Directions for this task:
Transcribe all the entries word for word, but omit the images.

Collected data:
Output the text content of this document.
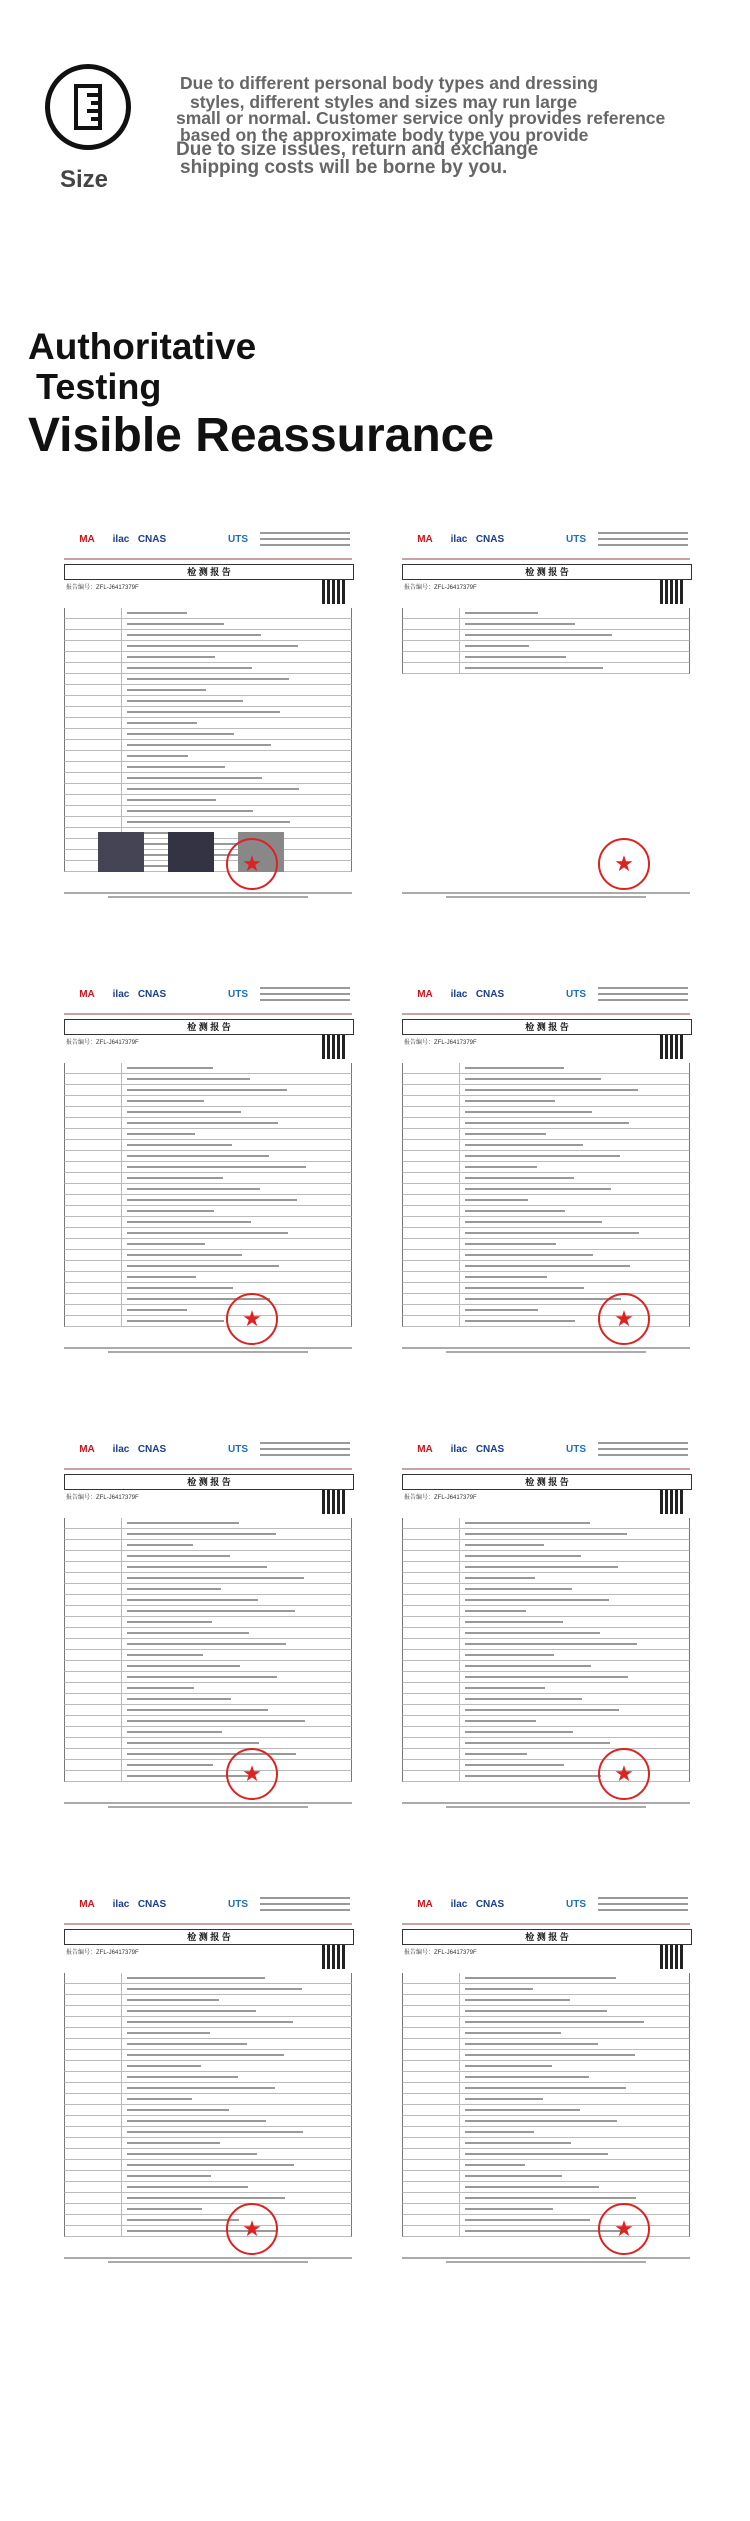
Size

Due to different personal body types and dressing

styles, different styles and sizes may run large

small or normal. Customer service only provides reference

based on the approximate body type you provide

Due to size issues, return and exchange

shipping costs will be borne by you.

Authoritative
Testing
Visible Reassurance
MA	ilac CNAS	UTS
检 测 报 告
报告编号：ZFL-J6417379F
★
MA	ilac CNAS	UTS
检 测 报 告
报告编号：ZFL-J6417379F
★
MA	ilac CNAS	UTS
检 测 报 告
报告编号：ZFL-J6417379F
★
MA	ilac CNAS	UTS
检 测 报 告
报告编号：ZFL-J6417379F
★
MA	ilac CNAS	UTS
检 测 报 告
报告编号：ZFL-J6417379F
★
MA	ilac CNAS	UTS
检 测 报 告
报告编号：ZFL-J6417379F
★
MA	ilac CNAS	UTS
检 测 报 告
报告编号：ZFL-J6417379F
★
MA	ilac CNAS	UTS
检 测 报 告
报告编号：ZFL-J6417379F
★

Output for this task:
Output the text content of this document.
Size

Due to different personal body types and dressing

styles, different styles and sizes may run large

small or normal. Customer service only provides reference

based on the approximate body type you provide

Due to size issues, return and exchange

shipping costs will be borne by you.

Authoritative
Testing
Visible Reassurance
MA	ilac CNAS	UTS
检 测 报 告
报告编号：ZFL-J6417379F
★
MA	ilac CNAS	UTS
检 测 报 告
报告编号：ZFL-J6417379F
★
MA	ilac CNAS	UTS
检 测 报 告
报告编号：ZFL-J6417379F
★
MA	ilac CNAS	UTS
检 测 报 告
报告编号：ZFL-J6417379F
★
MA	ilac CNAS	UTS
检 测 报 告
报告编号：ZFL-J6417379F
★
MA	ilac CNAS	UTS
检 测 报 告
报告编号：ZFL-J6417379F
★
MA	ilac CNAS	UTS
检 测 报 告
报告编号：ZFL-J6417379F
★
MA	ilac CNAS	UTS
检 测 报 告
报告编号：ZFL-J6417379F
★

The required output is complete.